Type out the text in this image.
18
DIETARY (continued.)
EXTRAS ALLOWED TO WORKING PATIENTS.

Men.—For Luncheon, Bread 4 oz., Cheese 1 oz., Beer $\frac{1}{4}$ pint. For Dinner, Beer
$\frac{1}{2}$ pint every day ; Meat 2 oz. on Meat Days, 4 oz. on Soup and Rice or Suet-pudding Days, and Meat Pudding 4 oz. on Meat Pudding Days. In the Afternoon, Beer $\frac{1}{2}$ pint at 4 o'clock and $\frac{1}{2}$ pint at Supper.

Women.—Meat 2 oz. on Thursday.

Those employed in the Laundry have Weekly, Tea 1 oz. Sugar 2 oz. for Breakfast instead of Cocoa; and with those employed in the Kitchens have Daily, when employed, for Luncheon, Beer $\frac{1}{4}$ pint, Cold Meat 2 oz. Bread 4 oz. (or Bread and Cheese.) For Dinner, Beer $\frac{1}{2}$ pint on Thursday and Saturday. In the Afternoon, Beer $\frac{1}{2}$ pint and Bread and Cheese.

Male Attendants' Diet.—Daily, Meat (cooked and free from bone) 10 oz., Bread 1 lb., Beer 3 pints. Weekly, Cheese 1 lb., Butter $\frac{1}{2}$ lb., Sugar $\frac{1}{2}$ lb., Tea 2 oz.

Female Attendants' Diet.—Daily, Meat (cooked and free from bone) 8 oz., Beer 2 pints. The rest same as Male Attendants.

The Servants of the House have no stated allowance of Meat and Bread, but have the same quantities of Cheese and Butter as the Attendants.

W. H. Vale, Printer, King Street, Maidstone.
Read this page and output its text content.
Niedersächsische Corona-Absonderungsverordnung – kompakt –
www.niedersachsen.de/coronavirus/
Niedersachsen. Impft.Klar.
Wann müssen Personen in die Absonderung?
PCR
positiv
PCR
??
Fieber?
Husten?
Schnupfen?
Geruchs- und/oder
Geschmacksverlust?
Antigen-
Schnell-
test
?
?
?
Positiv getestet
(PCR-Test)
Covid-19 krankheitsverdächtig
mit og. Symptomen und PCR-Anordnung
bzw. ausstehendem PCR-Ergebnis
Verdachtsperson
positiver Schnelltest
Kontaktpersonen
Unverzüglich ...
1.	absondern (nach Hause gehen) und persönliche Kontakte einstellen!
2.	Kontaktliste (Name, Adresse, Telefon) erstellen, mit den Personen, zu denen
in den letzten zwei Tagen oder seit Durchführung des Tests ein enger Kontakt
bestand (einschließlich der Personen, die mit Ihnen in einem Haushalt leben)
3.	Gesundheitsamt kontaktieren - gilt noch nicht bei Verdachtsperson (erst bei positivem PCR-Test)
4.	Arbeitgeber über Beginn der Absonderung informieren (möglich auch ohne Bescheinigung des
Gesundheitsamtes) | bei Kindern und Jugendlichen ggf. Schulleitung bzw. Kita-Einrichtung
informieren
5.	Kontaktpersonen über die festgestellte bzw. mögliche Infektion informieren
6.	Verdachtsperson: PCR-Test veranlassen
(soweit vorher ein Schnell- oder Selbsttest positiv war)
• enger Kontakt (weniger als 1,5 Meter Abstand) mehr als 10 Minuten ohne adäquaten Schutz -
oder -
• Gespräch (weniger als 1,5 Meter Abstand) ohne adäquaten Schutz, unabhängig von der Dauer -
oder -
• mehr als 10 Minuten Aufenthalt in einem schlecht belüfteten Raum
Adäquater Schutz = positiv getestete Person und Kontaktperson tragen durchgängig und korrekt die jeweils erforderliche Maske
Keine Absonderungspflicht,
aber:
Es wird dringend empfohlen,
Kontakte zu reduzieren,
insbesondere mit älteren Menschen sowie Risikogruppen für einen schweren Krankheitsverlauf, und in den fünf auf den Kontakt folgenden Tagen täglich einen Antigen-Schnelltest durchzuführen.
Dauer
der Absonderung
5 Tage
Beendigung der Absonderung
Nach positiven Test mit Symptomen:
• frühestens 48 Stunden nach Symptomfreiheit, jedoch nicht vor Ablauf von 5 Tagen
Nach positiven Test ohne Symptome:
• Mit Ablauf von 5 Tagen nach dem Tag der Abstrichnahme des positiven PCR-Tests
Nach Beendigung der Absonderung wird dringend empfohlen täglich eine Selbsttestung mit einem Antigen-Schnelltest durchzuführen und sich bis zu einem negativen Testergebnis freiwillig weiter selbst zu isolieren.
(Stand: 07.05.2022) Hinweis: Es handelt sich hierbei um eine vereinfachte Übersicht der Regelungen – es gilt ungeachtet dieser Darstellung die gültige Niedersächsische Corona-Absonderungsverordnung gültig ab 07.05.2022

○ ○ ○

* Assignment
Across the records above, return every line that contains the word "täglich".

* Solution below
insbesondere mit älteren Menschen sowie Risikogruppen für einen schweren Krankheitsverlauf, und in den fünf auf den Kontakt folgenden Tagen täglich einen Antigen-Schnelltest durchzuführen.
Nach Beendigung der Absonderung wird dringend empfohlen täglich eine Selbsttestung mit einem Antigen-Schnelltest durchzuführen und sich bis zu einem negativen Testergebnis freiwillig weiter selbst zu isolieren.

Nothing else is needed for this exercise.